Dataset records:
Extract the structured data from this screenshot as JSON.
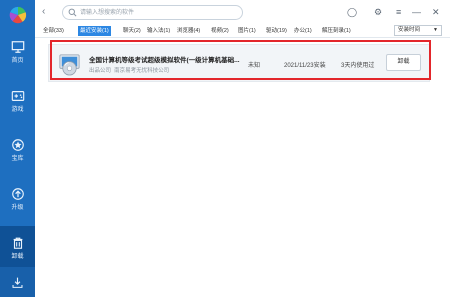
{
  "sidebar": {
    "items": [
      {
        "label": "首页",
        "icon": "monitor-icon"
      },
      {
        "label": "游戏",
        "icon": "gamepad-icon"
      },
      {
        "label": "宝库",
        "icon": "treasure-icon"
      },
      {
        "label": "升级",
        "icon": "upgrade-icon"
      },
      {
        "label": "卸载",
        "icon": "trash-icon",
        "active": true
      }
    ]
  },
  "search": {
    "placeholder": "请输入想搜索的软件"
  },
  "tabs": [
    {
      "label": "全部(33)"
    },
    {
      "label": "最近安装(1)",
      "active": true
    },
    {
      "label": "聊天(2)"
    },
    {
      "label": "输入法(1)"
    },
    {
      "label": "浏览器(4)"
    },
    {
      "label": "视频(2)"
    },
    {
      "label": "图片(1)"
    },
    {
      "label": "驱动(19)"
    },
    {
      "label": "办公(1)"
    },
    {
      "label": "解压刻录(1)"
    }
  ],
  "sort": {
    "selected": "安装时间"
  },
  "apps": [
    {
      "title": "全国计算机等级考试超级模拟软件(一级计算机基础...",
      "publisher": "出品公司",
      "company": "南京易考无忧科技公司",
      "usage_freq": "未知",
      "install_date": "2021/11/23安装",
      "last_used": "3天内使用过",
      "action": "卸载"
    }
  ],
  "colors": {
    "sidebar": "#1e6fc0",
    "sidebar_active": "#0f5196",
    "accent": "#2c87e3",
    "highlight": "#e3262b"
  }
}
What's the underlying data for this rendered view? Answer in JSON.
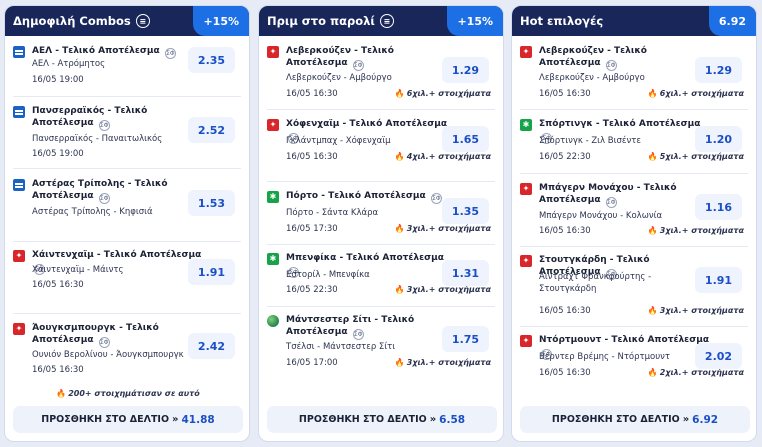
{
  "panels": [
    {
      "title": "Δημοφιλή Combos",
      "badge": "+15%",
      "bets": [
        {
          "title": "ΑΕΛ - Τελικό Αποτέλεσμα",
          "match": "ΑΕΛ - Ατρόμητος",
          "time": "16/05 19:00",
          "odds": "2.35",
          "icon": "calendar-icon"
        },
        {
          "title": "Πανσερραϊκός - Τελικό Αποτέλεσμα",
          "match": "Πανσερραϊκός - Παναιτωλικός",
          "time": "16/05 19:00",
          "odds": "2.52",
          "icon": "calendar-icon"
        },
        {
          "title": "Αστέρας Τρίπολης - Τελικό Αποτέλεσμα",
          "match": "Αστέρας Τρίπολης - Κηφισιά",
          "time": "16/05 19:00",
          "odds": "1.53",
          "icon": "calendar-icon"
        },
        {
          "title": "Χάιντενχαϊμ - Τελικό Αποτέλεσμα",
          "match": "Χάιντενχαϊμ - Μάιντς",
          "time": "16/05 16:30",
          "odds": "1.91",
          "icon": "bundesliga-icon"
        },
        {
          "title": "Άουγκσμπουργκ - Τελικό Αποτέλεσμα",
          "match": "Ουνιόν Βερολίνου - Άουγκσμπουργκ",
          "time": "16/05 16:30",
          "odds": "2.42",
          "icon": "bundesliga-icon"
        }
      ],
      "footnote": "200+ στοιχημάτισαν σε αυτό",
      "add_label": "ΠΡΟΣΘΗΚΗ ΣΤΟ ΔΕΛΤΙΟ",
      "total": "41.88"
    },
    {
      "title": "Πριμ στο παρολί",
      "badge": "+15%",
      "bets": [
        {
          "title": "Λεβερκούζεν - Τελικό Αποτέλεσμα",
          "match": "Λεβερκούζεν - Αμβούργο",
          "time": "16/05 16:30",
          "odds": "1.29",
          "plus": "6χιλ.+ στοιχήματα",
          "icon": "bundesliga-icon"
        },
        {
          "title": "Χόφενχαϊμ - Τελικό Αποτέλεσμα",
          "match": "Γκλάντμπαχ - Χόφενχαϊμ",
          "time": "16/05 16:30",
          "odds": "1.65",
          "plus": "4χιλ.+ στοιχήματα",
          "icon": "bundesliga-icon"
        },
        {
          "title": "Πόρτο - Τελικό Αποτέλεσμα",
          "match": "Πόρτο - Σάντα Κλάρα",
          "time": "16/05 17:30",
          "odds": "1.35",
          "plus": "3χιλ.+ στοιχήματα",
          "icon": "liga-portugal-icon"
        },
        {
          "title": "Μπενφίκα - Τελικό Αποτέλεσμα",
          "match": "Εστορίλ - Μπενφίκα",
          "time": "16/05 22:30",
          "odds": "1.31",
          "plus": "3χιλ.+ στοιχήματα",
          "icon": "liga-portugal-icon"
        },
        {
          "title": "Μάντσεστερ Σίτι - Τελικό Αποτέλεσμα",
          "match": "Τσέλσι - Μάντσεστερ Σίτι",
          "time": "16/05 17:00",
          "odds": "1.75",
          "plus": "3χιλ.+ στοιχήματα",
          "icon": "globe-icon"
        }
      ],
      "add_label": "ΠΡΟΣΘΗΚΗ ΣΤΟ ΔΕΛΤΙΟ",
      "total": "6.58"
    },
    {
      "title": "Hot επιλογές",
      "badge": "6.92",
      "bets": [
        {
          "title": "Λεβερκούζεν - Τελικό Αποτέλεσμα",
          "match": "Λεβερκούζεν - Αμβούργο",
          "time": "16/05 16:30",
          "odds": "1.29",
          "plus": "6χιλ.+ στοιχήματα",
          "icon": "bundesliga-icon"
        },
        {
          "title": "Σπόρτινγκ - Τελικό Αποτέλεσμα",
          "match": "Σπόρτινγκ - Ζιλ Βισέντε",
          "time": "16/05 22:30",
          "odds": "1.20",
          "plus": "5χιλ.+ στοιχήματα",
          "icon": "liga-portugal-icon"
        },
        {
          "title": "Μπάγερν Μονάχου - Τελικό Αποτέλεσμα",
          "match": "Μπάγερν Μονάχου - Κολωνία",
          "time": "16/05 16:30",
          "odds": "1.16",
          "plus": "3χιλ.+ στοιχήματα",
          "icon": "bundesliga-icon"
        },
        {
          "title": "Στουτγκάρδη - Τελικό Αποτέλεσμα",
          "match": "Άιντραχτ Φρανκφούρτης - Στουτγκάρδη",
          "time": "16/05 16:30",
          "odds": "1.91",
          "plus": "3χιλ.+ στοιχήματα",
          "icon": "bundesliga-icon"
        },
        {
          "title": "Ντόρτμουντ - Τελικό Αποτέλεσμα",
          "match": "Βέρντερ Βρέμης - Ντόρτμουντ",
          "time": "16/05 16:30",
          "odds": "2.02",
          "plus": "2χιλ.+ στοιχήματα",
          "icon": "bundesliga-icon"
        }
      ],
      "add_label": "ΠΡΟΣΘΗΚΗ ΣΤΟ ΔΕΛΤΙΟ",
      "total": "6.92"
    }
  ]
}
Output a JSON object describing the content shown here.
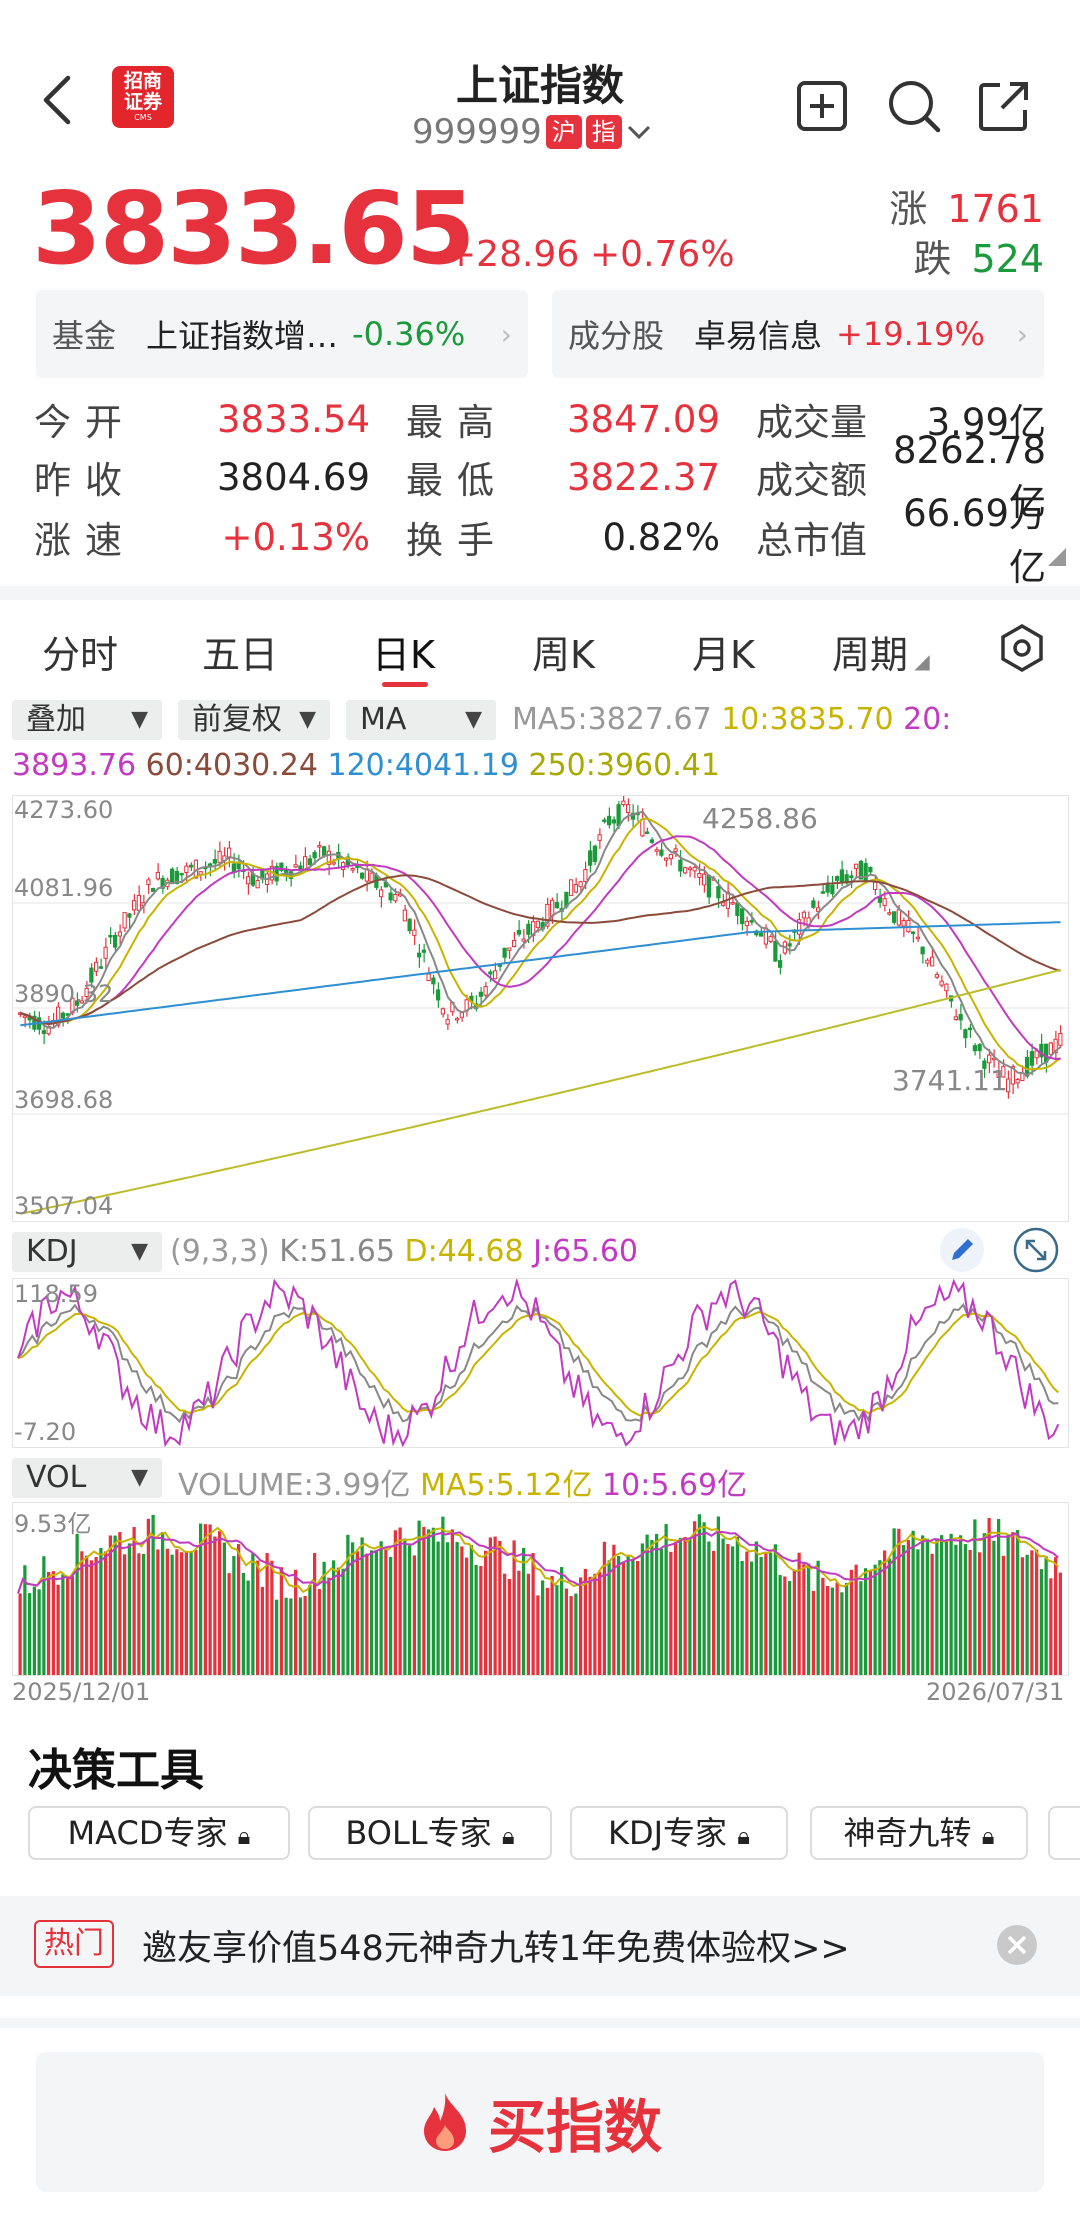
{
  "header": {
    "title": "上证指数",
    "code": "999999",
    "badge1": "沪",
    "badge2": "指",
    "logo_top": "招商",
    "logo_mid": "证券",
    "logo_small": "CMS"
  },
  "quote": {
    "price": "3833.65",
    "change": "+28.96",
    "change_pct": "+0.76%",
    "up_label": "涨",
    "up_count": "1761",
    "down_label": "跌",
    "down_count": "524"
  },
  "cards": {
    "fund_label": "基金",
    "fund_name": "上证指数增…",
    "fund_pct": "-0.36%",
    "stock_label": "成分股",
    "stock_name": "卓易信息",
    "stock_pct": "+19.19%"
  },
  "stats": [
    [
      {
        "label": "今开",
        "value": "3833.54",
        "color": "red"
      },
      {
        "label": "最高",
        "value": "3847.09",
        "color": "red"
      },
      {
        "label": "成交量",
        "value": "3.99亿",
        "color": "dark"
      }
    ],
    [
      {
        "label": "昨收",
        "value": "3804.69",
        "color": "dark"
      },
      {
        "label": "最低",
        "value": "3822.37",
        "color": "red"
      },
      {
        "label": "成交额",
        "value": "8262.78亿",
        "color": "dark"
      }
    ],
    [
      {
        "label": "涨速",
        "value": "+0.13%",
        "color": "red"
      },
      {
        "label": "换手",
        "value": "0.82%",
        "color": "dark"
      },
      {
        "label": "总市值",
        "value": "66.69万亿",
        "color": "dark"
      }
    ]
  ],
  "tabs": [
    "分时",
    "五日",
    "日K",
    "周K",
    "月K",
    "周期"
  ],
  "toolbar": {
    "overlay": "叠加",
    "adjust": "前复权",
    "ma": "MA",
    "ma5": "MA5:3827.67",
    "ma10": "10:3835.70",
    "ma20_label": "20:",
    "ma20_val": "3893.76",
    "ma60": "60:4030.24",
    "ma120": "120:4041.19",
    "ma250": "250:3960.41"
  },
  "chart_labels": {
    "y1": "4273.60",
    "y2": "4081.96",
    "y3": "3890.32",
    "y4": "3698.68",
    "y5": "3507.04",
    "high_mark": "4258.86",
    "low_mark": "3741.11"
  },
  "kdj": {
    "name": "KDJ",
    "params": "(9,3,3)",
    "k": "K:51.65",
    "d": "D:44.68",
    "j": "J:65.60",
    "top": "118.59",
    "bottom": "-7.20"
  },
  "vol": {
    "name": "VOL",
    "volume": "VOLUME:3.99亿",
    "ma5": "MA5:5.12亿",
    "ma10": "10:5.69亿",
    "top": "9.53亿",
    "date_start": "2025/12/01",
    "date_end": "2026/07/31"
  },
  "tools": {
    "title": "决策工具",
    "items": [
      "MACD专家",
      "BOLL专家",
      "KDJ专家",
      "神奇九转"
    ]
  },
  "promo": {
    "tag": "热门",
    "text": "邀友享价值548元神奇九转1年免费体验权>>"
  },
  "buy": {
    "label": "买指数"
  },
  "colors": {
    "red": "#e5323d",
    "green": "#1a9a3a",
    "ma5": "#888888",
    "ma10": "#c8b400",
    "ma20": "#c23ac2",
    "ma60": "#8b4b3a",
    "ma120": "#2f8fd0",
    "ma250": "#b8b800"
  }
}
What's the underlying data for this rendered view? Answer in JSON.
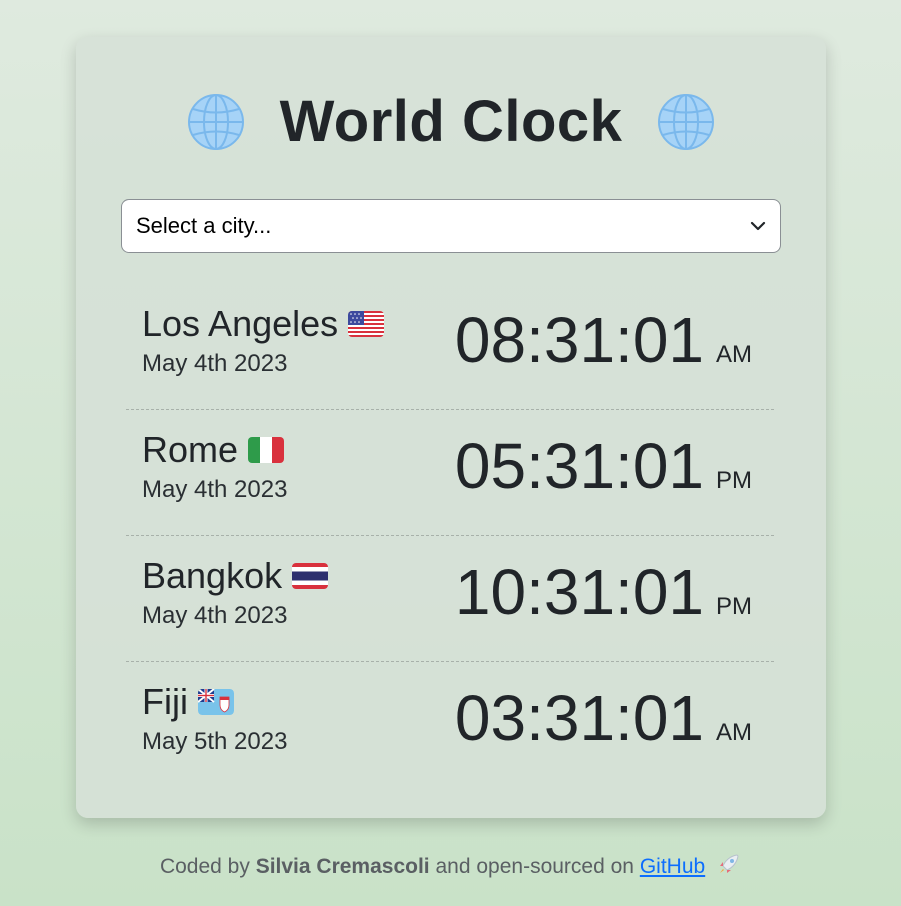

→ What to work on: For the listing above, identify each line bearing "Σίτι".

→ Answer to the problem:
          "title": "Μάντσεστερ Σίτι - Τελικό Αποτέλεσμα",
          "match": "Τσέλσι - Μάντσεστερ Σίτι",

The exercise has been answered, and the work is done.